Parts of the exercise>
(1) Write out the passage of the aquarium forum thread between "You are actually" and "less each week)", inclusive.
(2) Answer these questions from the aquarium forum thread:
(a) What size tank, in gallons, holds the mixed haps/mbuna stock?
(b) Why were the yellow labs taken out of that tank?
(c) On what date did fox post the reply to cjacob316?

Extracted text>
You are actually limited to what you can stock with a 4 foot tank having to mix more prudently to keep harmony without losses or hybridizing. More people remark at how interesting our big tank is than any of our smaller tanks.

We have a 210 stocked with mixed haps/ mbuna. There are times when they choose sides and all out war ensues, that is what happens with mbuna. Our stock consists of:

2 f. rostratus m/f
2 n. venustus m/f
2 c. borleyi males
4 c. moori m/ 3f
1 c. caeruleus juvie ?
2 O.B. peacock ?/f
3 p. phenochilus tanzania juvies m/2f
3 m. estherae, m/ 2f 4 juvie, and 20 or so fry (a few less each week)
2 m. callainos 2/m
1 m. Auratus female in male color
1 m. johannii m
1 m. greshakei albino f spawns with the zebra and gets pick on often, might remove
1 m. lombardoi f
1 p. crabro m might be a girl, just love this fish and its ability to just go black

We had to take out our yellow labs since the zebra would spawn with them and a 10" pleco was removed as they would pick at its eyes, he healed nicely.

As you can see the variety in a 210 is not lacking for color, size or action.


----------



## cjacob316 (Dec 4, 2008)

*fox*

there is a down side, if you read the whole statement you'd see it

you can't mix all the fish he likes in one tank, there is a downside, big downside imo

don't partially quote me to insult me, it's my opinion and i'm right, sorry, it's better to have multiple tanks if most of the fish you like are in the same genus and shouldn't be mixed.

it may not be a downside for someone like you who likes all types of fish, but i don't, i'm selective and i can't mix everythiing i like. multiple 4 foot tanks are better for that. you can't argue against it


----------



## fox (Jun 11, 2009)

No , I did not pick and choose your words or seek an argument. I used your statement and left out your opinions. What you would do if you had a choice is just that, your opinion. But to state that one is more limited to what fish can be kept in a larger tank is well just wrong. We are all entitled to our own opinions, facts well thats another matter altogether.

You can put two fish that would absolutely kill each other inna 4 foot tank in a 6 foot tank with better oods of them co- habitating. If you want to keep species independent stock in a 55 gallon tank you could do the same in a 125 gallon tank. One can keep bumble bees, kenyis, zebras, callainos, auratus, and johannii in a 6' tank ... try it in a 55 and let me know how that worked out for you in four or five years.

I am not looking for an argument, don't take it there. Debate is good for the community. The OP asked if Haps/ mbuna/ peacock could be mixed in a larger tank and I have a stocklist of just that working for quite a few years with no fatalities in a 210 Gallon tank.

cheers m8


----------



## Rhinox (Sep 10, 2009)

Data lines>

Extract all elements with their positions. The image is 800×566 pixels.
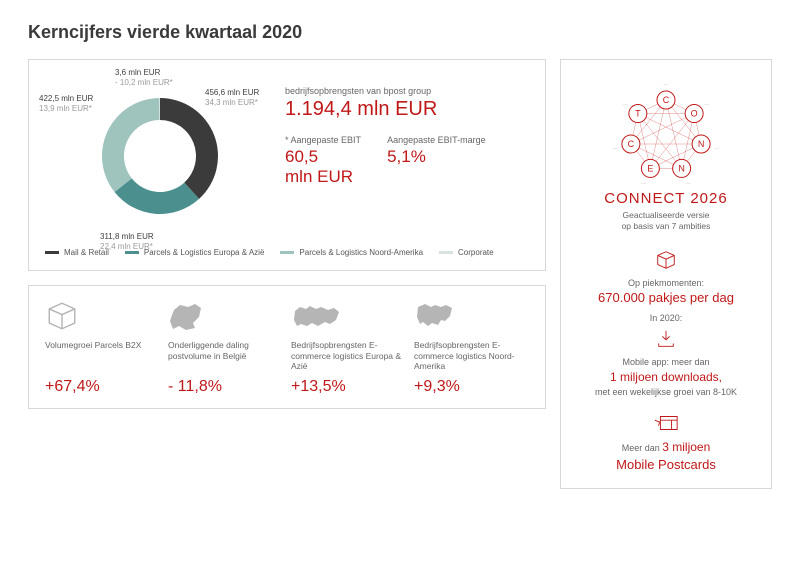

--

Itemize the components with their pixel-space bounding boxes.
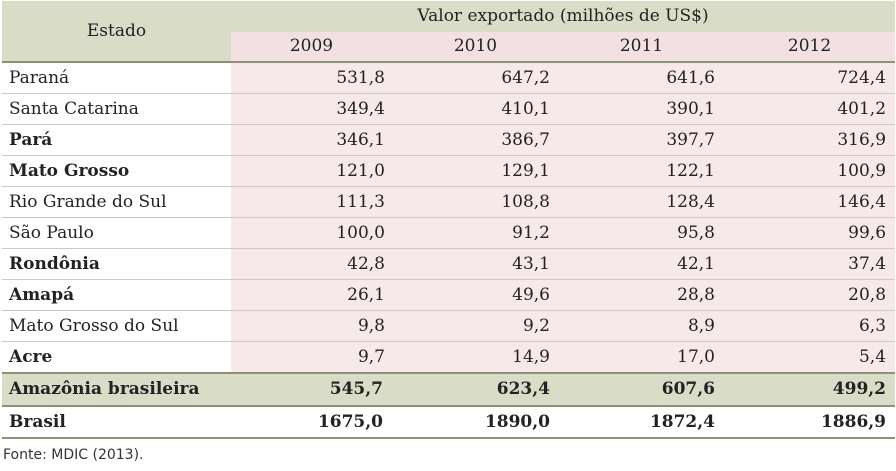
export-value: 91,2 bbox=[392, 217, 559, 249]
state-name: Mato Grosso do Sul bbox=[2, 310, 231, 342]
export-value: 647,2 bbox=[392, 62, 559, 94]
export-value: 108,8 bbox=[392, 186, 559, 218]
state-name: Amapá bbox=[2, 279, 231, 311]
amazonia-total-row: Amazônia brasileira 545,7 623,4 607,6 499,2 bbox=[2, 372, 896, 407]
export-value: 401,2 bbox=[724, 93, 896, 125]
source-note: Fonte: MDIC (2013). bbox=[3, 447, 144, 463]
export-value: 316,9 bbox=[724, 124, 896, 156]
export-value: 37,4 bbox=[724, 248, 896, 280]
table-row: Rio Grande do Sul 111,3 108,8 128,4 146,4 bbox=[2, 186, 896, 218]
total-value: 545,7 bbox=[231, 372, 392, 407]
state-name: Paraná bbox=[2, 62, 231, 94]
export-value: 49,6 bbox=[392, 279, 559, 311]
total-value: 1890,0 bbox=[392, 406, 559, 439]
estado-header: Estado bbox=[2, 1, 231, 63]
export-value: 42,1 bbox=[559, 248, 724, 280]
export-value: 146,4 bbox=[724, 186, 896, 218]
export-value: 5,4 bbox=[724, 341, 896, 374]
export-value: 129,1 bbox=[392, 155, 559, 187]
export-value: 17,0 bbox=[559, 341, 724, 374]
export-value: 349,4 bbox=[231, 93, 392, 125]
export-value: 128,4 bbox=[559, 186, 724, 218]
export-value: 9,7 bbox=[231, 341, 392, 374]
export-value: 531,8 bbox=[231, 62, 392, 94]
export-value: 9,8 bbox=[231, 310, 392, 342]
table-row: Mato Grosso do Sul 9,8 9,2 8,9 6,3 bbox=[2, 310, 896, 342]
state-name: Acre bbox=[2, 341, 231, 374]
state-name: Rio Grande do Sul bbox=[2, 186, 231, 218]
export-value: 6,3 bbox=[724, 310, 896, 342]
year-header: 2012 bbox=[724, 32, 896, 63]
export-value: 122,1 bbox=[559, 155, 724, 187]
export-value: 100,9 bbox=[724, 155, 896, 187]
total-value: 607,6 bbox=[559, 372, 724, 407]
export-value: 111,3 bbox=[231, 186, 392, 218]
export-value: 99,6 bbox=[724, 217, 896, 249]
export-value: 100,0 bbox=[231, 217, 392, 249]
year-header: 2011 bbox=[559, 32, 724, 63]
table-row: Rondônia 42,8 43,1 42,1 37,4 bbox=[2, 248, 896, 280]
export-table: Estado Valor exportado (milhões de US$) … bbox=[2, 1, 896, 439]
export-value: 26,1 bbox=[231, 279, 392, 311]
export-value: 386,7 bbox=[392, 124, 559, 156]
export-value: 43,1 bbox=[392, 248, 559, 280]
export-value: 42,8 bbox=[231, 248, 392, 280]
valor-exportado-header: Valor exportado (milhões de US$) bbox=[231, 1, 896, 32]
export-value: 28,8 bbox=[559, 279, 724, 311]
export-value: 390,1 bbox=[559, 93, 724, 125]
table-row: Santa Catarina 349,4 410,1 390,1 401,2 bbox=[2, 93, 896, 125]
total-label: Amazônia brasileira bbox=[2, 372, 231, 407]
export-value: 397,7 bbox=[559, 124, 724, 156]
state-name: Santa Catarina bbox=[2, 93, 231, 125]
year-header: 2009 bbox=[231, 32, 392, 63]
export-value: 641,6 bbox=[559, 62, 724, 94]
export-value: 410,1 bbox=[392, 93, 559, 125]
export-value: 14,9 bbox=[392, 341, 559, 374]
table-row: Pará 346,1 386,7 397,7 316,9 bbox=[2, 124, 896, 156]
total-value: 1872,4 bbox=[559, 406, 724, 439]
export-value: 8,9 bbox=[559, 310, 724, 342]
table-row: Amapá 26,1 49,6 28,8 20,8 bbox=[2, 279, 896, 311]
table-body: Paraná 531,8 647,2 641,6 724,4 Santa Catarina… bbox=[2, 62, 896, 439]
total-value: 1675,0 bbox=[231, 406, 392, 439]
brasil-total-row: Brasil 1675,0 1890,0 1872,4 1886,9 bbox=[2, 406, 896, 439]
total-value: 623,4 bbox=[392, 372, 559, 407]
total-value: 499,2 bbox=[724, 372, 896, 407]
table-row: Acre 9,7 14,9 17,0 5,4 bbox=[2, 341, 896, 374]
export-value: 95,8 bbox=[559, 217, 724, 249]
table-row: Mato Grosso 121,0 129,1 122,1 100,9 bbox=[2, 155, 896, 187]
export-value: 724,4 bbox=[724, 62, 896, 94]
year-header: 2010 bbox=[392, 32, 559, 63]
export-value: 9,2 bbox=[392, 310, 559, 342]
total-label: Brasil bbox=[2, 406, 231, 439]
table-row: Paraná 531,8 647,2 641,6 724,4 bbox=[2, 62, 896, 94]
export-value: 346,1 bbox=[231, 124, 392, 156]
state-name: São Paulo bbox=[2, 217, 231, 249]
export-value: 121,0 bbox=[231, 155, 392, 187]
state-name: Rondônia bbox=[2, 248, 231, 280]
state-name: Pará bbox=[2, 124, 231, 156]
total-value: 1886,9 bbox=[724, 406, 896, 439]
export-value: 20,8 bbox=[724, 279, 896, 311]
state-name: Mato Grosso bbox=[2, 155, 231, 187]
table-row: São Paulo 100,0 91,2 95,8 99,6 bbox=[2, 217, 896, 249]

...

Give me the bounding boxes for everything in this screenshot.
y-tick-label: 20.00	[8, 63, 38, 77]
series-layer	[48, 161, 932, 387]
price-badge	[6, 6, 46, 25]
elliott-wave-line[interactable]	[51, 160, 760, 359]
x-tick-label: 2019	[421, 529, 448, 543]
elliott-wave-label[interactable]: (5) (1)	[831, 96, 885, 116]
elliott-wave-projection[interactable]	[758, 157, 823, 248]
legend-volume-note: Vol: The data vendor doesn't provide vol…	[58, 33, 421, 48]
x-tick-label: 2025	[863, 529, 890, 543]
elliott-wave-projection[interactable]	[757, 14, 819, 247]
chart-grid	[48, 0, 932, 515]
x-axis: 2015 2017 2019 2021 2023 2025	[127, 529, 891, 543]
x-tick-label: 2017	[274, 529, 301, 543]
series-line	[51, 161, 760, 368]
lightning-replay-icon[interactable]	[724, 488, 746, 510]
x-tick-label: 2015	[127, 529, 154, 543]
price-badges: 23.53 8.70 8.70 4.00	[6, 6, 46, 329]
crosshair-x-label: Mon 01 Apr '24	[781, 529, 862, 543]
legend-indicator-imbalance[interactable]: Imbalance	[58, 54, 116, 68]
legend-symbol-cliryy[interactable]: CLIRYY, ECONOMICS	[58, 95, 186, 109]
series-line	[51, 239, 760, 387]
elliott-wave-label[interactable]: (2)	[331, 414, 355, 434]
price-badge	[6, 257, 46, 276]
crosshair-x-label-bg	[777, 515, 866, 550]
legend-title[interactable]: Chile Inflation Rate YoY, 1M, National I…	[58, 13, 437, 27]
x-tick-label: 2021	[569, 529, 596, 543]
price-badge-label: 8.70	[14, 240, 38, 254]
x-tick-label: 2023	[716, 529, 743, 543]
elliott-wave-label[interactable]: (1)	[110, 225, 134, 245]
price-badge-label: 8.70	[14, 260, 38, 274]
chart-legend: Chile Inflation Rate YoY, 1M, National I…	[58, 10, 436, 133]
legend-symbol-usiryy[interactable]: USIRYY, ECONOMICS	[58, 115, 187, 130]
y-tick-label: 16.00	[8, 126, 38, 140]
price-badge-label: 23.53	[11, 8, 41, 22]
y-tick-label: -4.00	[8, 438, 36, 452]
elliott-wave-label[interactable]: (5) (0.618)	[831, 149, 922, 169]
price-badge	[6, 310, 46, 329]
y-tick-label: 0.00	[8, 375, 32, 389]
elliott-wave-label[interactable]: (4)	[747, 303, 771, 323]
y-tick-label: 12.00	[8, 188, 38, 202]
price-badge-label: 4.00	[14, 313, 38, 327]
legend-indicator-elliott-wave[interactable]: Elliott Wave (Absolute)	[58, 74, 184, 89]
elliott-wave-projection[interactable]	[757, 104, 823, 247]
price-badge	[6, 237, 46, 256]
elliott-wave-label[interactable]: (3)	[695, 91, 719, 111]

In response>
(1)
You are actually limited to what you can stock with a 4 foot tank having to mix more prudently to keep harmony without losses or hybridizing. More people remark at how interesting our big tank is than any of our smaller tanks.

We have a 210 stocked with mixed haps/ mbuna. There are times when they choose sides and all out war ensues, that is what happens with mbuna. Our stock consists of:

2 f. rostratus m/f
2 n. venustus m/f
2 c. borleyi males
4 c. moori m/ 3f
1 c. caeruleus juvie ?
2 O.B. peacock ?/f
3 p. phenochilus tanzania juvies m/2f
3 m. estherae, m/ 2f 4 juvie, and 20 or so fry (a few less each week)

(2)
(a) 210 gallons.
(b) The zebra would spawn with them.
(c) Jun 11, 2009.